- _TASK TO COMPLETE_: Work through the data below line by line and say how many lines hold "点水位回落"; give only the number.

----------

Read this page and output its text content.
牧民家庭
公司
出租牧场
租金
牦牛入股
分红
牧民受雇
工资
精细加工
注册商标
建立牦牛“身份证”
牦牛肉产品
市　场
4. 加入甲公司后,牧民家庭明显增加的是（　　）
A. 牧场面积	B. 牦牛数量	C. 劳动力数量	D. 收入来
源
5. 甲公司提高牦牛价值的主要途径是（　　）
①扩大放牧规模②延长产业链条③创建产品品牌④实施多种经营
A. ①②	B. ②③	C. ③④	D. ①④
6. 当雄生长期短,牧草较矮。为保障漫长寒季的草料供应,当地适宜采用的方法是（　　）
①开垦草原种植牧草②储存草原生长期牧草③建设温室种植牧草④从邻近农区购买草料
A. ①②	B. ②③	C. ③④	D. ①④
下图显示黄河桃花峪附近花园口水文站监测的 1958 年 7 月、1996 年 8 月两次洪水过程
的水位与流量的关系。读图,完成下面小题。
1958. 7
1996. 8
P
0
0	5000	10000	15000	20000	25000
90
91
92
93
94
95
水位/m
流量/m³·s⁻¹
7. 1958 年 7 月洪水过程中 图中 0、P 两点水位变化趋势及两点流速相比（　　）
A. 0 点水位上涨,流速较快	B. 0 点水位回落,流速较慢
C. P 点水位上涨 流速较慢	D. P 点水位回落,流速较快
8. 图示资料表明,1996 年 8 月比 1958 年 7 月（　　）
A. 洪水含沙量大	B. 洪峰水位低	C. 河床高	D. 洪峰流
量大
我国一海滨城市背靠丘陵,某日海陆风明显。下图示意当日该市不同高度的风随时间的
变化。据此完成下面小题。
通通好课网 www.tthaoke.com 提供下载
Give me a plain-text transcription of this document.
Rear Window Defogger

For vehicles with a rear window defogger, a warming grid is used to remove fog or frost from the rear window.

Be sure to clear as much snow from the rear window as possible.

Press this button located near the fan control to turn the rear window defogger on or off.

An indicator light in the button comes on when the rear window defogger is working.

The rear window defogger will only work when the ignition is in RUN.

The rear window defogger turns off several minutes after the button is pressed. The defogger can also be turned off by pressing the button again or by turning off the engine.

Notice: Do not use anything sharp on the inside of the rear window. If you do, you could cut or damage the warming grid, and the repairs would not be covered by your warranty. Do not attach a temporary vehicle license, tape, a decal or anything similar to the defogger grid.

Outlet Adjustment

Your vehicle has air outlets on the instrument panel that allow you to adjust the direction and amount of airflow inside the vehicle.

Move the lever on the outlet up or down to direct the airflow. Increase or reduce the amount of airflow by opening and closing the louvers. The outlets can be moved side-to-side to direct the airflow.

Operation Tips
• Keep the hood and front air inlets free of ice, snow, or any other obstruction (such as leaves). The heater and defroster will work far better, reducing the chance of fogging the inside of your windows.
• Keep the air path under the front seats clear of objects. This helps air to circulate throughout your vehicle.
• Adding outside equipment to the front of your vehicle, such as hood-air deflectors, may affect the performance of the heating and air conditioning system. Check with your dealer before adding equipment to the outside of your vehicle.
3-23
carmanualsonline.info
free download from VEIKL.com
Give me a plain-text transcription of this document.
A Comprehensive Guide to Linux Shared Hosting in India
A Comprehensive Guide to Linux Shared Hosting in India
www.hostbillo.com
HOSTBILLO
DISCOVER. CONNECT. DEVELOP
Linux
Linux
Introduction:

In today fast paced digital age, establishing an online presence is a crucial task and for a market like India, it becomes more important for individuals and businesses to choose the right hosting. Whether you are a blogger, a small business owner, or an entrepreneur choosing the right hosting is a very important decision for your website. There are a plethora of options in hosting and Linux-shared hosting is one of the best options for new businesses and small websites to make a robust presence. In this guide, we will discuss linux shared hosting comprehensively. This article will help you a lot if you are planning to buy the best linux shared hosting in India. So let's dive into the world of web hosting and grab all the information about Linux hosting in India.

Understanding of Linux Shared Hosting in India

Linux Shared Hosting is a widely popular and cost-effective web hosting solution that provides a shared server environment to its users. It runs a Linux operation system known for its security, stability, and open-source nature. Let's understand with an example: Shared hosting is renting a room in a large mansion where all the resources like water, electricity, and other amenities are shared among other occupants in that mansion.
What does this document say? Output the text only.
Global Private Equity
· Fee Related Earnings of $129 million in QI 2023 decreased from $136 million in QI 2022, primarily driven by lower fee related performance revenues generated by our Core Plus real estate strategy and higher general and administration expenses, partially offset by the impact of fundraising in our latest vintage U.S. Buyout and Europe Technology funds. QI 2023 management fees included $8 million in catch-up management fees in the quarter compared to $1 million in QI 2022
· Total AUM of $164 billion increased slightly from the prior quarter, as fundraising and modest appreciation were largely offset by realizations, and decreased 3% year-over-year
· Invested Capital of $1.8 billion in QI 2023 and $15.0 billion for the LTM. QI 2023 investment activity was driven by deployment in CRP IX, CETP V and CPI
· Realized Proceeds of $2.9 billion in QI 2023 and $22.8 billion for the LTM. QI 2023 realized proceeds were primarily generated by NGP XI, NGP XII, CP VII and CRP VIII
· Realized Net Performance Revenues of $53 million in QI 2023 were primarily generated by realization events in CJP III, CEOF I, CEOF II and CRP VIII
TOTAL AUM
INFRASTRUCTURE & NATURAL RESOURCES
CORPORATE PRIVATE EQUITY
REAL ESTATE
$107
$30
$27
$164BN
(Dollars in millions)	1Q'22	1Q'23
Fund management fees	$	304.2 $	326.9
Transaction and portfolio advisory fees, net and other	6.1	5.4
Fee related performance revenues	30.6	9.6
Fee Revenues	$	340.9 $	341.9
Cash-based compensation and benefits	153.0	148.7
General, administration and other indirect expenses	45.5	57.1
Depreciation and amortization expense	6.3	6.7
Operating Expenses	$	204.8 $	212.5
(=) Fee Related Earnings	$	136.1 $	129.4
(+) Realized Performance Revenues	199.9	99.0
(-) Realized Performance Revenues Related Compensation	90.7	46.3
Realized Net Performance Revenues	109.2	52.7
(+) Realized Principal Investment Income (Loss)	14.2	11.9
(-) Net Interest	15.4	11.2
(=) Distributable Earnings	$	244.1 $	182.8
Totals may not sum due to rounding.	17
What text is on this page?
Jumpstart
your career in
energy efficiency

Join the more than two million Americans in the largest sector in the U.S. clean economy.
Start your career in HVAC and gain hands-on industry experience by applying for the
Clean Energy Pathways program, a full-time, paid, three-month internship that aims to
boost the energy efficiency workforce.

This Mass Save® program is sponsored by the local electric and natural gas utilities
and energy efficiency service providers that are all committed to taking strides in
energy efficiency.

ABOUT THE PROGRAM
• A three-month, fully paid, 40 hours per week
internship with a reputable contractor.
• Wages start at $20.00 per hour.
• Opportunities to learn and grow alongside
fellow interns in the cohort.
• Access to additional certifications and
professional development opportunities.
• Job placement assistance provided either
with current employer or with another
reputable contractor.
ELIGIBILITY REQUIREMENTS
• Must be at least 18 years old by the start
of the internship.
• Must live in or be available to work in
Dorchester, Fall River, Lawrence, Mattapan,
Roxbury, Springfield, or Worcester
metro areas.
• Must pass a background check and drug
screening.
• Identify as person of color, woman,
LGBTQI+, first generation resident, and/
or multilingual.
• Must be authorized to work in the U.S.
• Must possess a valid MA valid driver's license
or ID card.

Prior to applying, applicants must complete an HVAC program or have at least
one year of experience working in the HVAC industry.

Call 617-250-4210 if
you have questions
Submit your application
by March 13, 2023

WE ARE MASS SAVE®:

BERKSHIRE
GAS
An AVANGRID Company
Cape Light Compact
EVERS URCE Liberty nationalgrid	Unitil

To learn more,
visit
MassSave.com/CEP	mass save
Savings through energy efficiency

----------

- _RESPONSE FOR THIS EXERCISE_: 2